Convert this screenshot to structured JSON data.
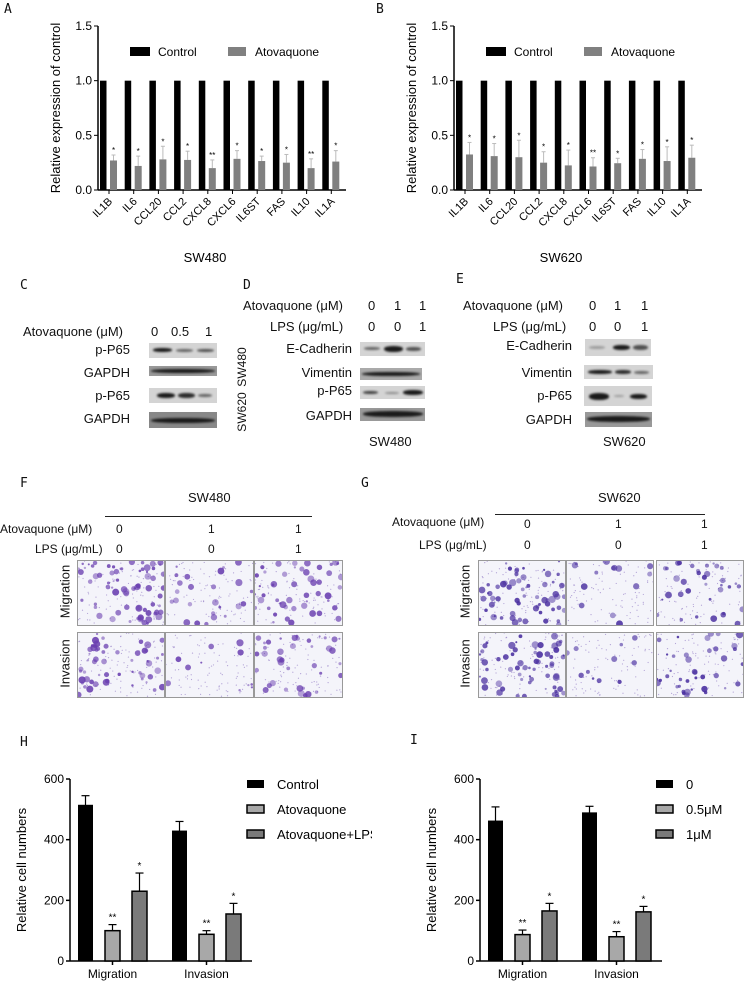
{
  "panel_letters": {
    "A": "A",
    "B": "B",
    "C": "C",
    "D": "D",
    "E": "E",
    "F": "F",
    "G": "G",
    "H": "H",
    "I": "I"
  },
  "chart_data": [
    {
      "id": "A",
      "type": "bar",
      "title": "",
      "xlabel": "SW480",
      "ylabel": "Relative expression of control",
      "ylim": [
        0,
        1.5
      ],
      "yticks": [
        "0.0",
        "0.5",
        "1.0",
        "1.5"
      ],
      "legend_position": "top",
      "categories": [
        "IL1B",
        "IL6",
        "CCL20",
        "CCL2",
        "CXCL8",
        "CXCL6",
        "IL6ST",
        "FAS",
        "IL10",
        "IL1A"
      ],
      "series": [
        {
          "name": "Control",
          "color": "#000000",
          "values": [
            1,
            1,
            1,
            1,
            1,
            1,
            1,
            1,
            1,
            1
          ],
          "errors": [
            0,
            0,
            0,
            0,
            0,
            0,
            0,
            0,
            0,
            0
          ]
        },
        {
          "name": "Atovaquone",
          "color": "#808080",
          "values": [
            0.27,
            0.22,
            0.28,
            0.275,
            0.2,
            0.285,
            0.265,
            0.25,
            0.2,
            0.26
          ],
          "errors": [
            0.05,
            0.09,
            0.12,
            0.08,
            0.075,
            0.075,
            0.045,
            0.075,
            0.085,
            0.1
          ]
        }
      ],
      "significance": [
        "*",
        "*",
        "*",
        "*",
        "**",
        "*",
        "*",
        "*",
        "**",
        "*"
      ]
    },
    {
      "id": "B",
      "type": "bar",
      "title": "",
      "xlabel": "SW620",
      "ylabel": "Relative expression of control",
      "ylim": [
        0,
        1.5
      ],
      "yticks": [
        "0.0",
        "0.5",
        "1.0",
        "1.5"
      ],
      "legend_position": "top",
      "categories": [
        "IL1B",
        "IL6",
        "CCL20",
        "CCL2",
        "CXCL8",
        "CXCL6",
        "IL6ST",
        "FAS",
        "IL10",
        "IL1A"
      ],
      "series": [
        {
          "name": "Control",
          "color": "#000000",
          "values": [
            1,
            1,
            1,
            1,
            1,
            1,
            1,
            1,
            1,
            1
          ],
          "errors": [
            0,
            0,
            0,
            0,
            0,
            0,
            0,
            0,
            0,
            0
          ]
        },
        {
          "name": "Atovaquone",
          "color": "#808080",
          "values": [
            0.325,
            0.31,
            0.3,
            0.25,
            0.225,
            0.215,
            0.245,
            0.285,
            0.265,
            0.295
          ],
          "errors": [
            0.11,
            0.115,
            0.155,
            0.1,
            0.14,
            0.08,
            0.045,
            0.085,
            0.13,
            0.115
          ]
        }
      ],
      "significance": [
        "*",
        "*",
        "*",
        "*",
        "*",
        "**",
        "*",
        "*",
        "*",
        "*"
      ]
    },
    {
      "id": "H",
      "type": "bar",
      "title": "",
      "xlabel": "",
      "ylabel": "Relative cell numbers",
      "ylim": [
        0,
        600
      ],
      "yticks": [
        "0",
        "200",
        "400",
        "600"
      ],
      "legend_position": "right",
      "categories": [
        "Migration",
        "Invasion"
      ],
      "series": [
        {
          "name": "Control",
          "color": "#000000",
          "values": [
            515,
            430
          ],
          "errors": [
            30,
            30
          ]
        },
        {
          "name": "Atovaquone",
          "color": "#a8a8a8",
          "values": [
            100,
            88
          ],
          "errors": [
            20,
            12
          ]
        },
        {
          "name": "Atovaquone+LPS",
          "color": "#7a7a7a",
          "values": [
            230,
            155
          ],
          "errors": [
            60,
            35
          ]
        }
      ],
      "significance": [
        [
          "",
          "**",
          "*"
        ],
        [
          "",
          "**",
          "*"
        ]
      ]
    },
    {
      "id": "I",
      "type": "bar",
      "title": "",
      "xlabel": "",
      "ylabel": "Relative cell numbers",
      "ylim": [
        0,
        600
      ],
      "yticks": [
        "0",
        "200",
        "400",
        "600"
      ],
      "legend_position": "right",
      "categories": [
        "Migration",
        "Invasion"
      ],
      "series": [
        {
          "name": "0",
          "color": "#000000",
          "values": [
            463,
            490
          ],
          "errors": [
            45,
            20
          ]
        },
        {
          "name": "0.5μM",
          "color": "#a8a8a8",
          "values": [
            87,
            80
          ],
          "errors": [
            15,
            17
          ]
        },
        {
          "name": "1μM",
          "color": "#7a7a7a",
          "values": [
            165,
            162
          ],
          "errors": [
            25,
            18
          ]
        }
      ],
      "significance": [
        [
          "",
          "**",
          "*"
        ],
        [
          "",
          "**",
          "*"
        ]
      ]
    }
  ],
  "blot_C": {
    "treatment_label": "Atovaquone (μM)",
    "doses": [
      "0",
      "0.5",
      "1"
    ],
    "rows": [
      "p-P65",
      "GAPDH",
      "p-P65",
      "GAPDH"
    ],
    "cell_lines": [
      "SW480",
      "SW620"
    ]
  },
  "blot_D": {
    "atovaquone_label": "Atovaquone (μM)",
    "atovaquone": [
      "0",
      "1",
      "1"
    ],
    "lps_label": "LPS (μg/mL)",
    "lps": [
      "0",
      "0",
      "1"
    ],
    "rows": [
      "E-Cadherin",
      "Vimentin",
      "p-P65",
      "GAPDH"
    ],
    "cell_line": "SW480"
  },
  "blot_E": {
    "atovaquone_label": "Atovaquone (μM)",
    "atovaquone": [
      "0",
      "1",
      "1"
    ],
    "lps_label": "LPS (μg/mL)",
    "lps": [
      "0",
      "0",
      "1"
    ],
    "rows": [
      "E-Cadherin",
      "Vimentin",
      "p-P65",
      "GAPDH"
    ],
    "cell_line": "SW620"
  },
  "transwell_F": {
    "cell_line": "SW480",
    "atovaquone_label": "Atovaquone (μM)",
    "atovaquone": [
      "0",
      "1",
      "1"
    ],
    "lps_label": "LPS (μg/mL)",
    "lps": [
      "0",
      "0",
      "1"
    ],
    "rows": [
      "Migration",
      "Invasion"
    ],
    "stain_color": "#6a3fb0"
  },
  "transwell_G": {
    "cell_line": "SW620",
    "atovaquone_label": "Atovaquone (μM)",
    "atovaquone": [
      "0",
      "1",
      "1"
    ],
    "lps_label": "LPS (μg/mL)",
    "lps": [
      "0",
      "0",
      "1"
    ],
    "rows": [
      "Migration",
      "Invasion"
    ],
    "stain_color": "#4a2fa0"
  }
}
****
Transcribe each entry above exactly, apart from the pictures.

Convert this screenshot to structured JSON data.
{
  "panel_letters": {
    "A": "A",
    "B": "B",
    "C": "C",
    "D": "D",
    "E": "E",
    "F": "F",
    "G": "G",
    "H": "H",
    "I": "I"
  },
  "chart_data": [
    {
      "id": "A",
      "type": "bar",
      "title": "",
      "xlabel": "SW480",
      "ylabel": "Relative expression of control",
      "ylim": [
        0,
        1.5
      ],
      "yticks": [
        "0.0",
        "0.5",
        "1.0",
        "1.5"
      ],
      "legend_position": "top",
      "categories": [
        "IL1B",
        "IL6",
        "CCL20",
        "CCL2",
        "CXCL8",
        "CXCL6",
        "IL6ST",
        "FAS",
        "IL10",
        "IL1A"
      ],
      "series": [
        {
          "name": "Control",
          "color": "#000000",
          "values": [
            1,
            1,
            1,
            1,
            1,
            1,
            1,
            1,
            1,
            1
          ],
          "errors": [
            0,
            0,
            0,
            0,
            0,
            0,
            0,
            0,
            0,
            0
          ]
        },
        {
          "name": "Atovaquone",
          "color": "#808080",
          "values": [
            0.27,
            0.22,
            0.28,
            0.275,
            0.2,
            0.285,
            0.265,
            0.25,
            0.2,
            0.26
          ],
          "errors": [
            0.05,
            0.09,
            0.12,
            0.08,
            0.075,
            0.075,
            0.045,
            0.075,
            0.085,
            0.1
          ]
        }
      ],
      "significance": [
        "*",
        "*",
        "*",
        "*",
        "**",
        "*",
        "*",
        "*",
        "**",
        "*"
      ]
    },
    {
      "id": "B",
      "type": "bar",
      "title": "",
      "xlabel": "SW620",
      "ylabel": "Relative expression of control",
      "ylim": [
        0,
        1.5
      ],
      "yticks": [
        "0.0",
        "0.5",
        "1.0",
        "1.5"
      ],
      "legend_position": "top",
      "categories": [
        "IL1B",
        "IL6",
        "CCL20",
        "CCL2",
        "CXCL8",
        "CXCL6",
        "IL6ST",
        "FAS",
        "IL10",
        "IL1A"
      ],
      "series": [
        {
          "name": "Control",
          "color": "#000000",
          "values": [
            1,
            1,
            1,
            1,
            1,
            1,
            1,
            1,
            1,
            1
          ],
          "errors": [
            0,
            0,
            0,
            0,
            0,
            0,
            0,
            0,
            0,
            0
          ]
        },
        {
          "name": "Atovaquone",
          "color": "#808080",
          "values": [
            0.325,
            0.31,
            0.3,
            0.25,
            0.225,
            0.215,
            0.245,
            0.285,
            0.265,
            0.295
          ],
          "errors": [
            0.11,
            0.115,
            0.155,
            0.1,
            0.14,
            0.08,
            0.045,
            0.085,
            0.13,
            0.115
          ]
        }
      ],
      "significance": [
        "*",
        "*",
        "*",
        "*",
        "*",
        "**",
        "*",
        "*",
        "*",
        "*"
      ]
    },
    {
      "id": "H",
      "type": "bar",
      "title": "",
      "xlabel": "",
      "ylabel": "Relative cell numbers",
      "ylim": [
        0,
        600
      ],
      "yticks": [
        "0",
        "200",
        "400",
        "600"
      ],
      "legend_position": "right",
      "categories": [
        "Migration",
        "Invasion"
      ],
      "series": [
        {
          "name": "Control",
          "color": "#000000",
          "values": [
            515,
            430
          ],
          "errors": [
            30,
            30
          ]
        },
        {
          "name": "Atovaquone",
          "color": "#a8a8a8",
          "values": [
            100,
            88
          ],
          "errors": [
            20,
            12
          ]
        },
        {
          "name": "Atovaquone+LPS",
          "color": "#7a7a7a",
          "values": [
            230,
            155
          ],
          "errors": [
            60,
            35
          ]
        }
      ],
      "significance": [
        [
          "",
          "**",
          "*"
        ],
        [
          "",
          "**",
          "*"
        ]
      ]
    },
    {
      "id": "I",
      "type": "bar",
      "title": "",
      "xlabel": "",
      "ylabel": "Relative cell numbers",
      "ylim": [
        0,
        600
      ],
      "yticks": [
        "0",
        "200",
        "400",
        "600"
      ],
      "legend_position": "right",
      "categories": [
        "Migration",
        "Invasion"
      ],
      "series": [
        {
          "name": "0",
          "color": "#000000",
          "values": [
            463,
            490
          ],
          "errors": [
            45,
            20
          ]
        },
        {
          "name": "0.5μM",
          "color": "#a8a8a8",
          "values": [
            87,
            80
          ],
          "errors": [
            15,
            17
          ]
        },
        {
          "name": "1μM",
          "color": "#7a7a7a",
          "values": [
            165,
            162
          ],
          "errors": [
            25,
            18
          ]
        }
      ],
      "significance": [
        [
          "",
          "**",
          "*"
        ],
        [
          "",
          "**",
          "*"
        ]
      ]
    }
  ],
  "blot_C": {
    "treatment_label": "Atovaquone (μM)",
    "doses": [
      "0",
      "0.5",
      "1"
    ],
    "rows": [
      "p-P65",
      "GAPDH",
      "p-P65",
      "GAPDH"
    ],
    "cell_lines": [
      "SW480",
      "SW620"
    ]
  },
  "blot_D": {
    "atovaquone_label": "Atovaquone (μM)",
    "atovaquone": [
      "0",
      "1",
      "1"
    ],
    "lps_label": "LPS (μg/mL)",
    "lps": [
      "0",
      "0",
      "1"
    ],
    "rows": [
      "E-Cadherin",
      "Vimentin",
      "p-P65",
      "GAPDH"
    ],
    "cell_line": "SW480"
  },
  "blot_E": {
    "atovaquone_label": "Atovaquone (μM)",
    "atovaquone": [
      "0",
      "1",
      "1"
    ],
    "lps_label": "LPS (μg/mL)",
    "lps": [
      "0",
      "0",
      "1"
    ],
    "rows": [
      "E-Cadherin",
      "Vimentin",
      "p-P65",
      "GAPDH"
    ],
    "cell_line": "SW620"
  },
  "transwell_F": {
    "cell_line": "SW480",
    "atovaquone_label": "Atovaquone (μM)",
    "atovaquone": [
      "0",
      "1",
      "1"
    ],
    "lps_label": "LPS (μg/mL)",
    "lps": [
      "0",
      "0",
      "1"
    ],
    "rows": [
      "Migration",
      "Invasion"
    ],
    "stain_color": "#6a3fb0"
  },
  "transwell_G": {
    "cell_line": "SW620",
    "atovaquone_label": "Atovaquone (μM)",
    "atovaquone": [
      "0",
      "1",
      "1"
    ],
    "lps_label": "LPS (μg/mL)",
    "lps": [
      "0",
      "0",
      "1"
    ],
    "rows": [
      "Migration",
      "Invasion"
    ],
    "stain_color": "#4a2fa0"
  }
}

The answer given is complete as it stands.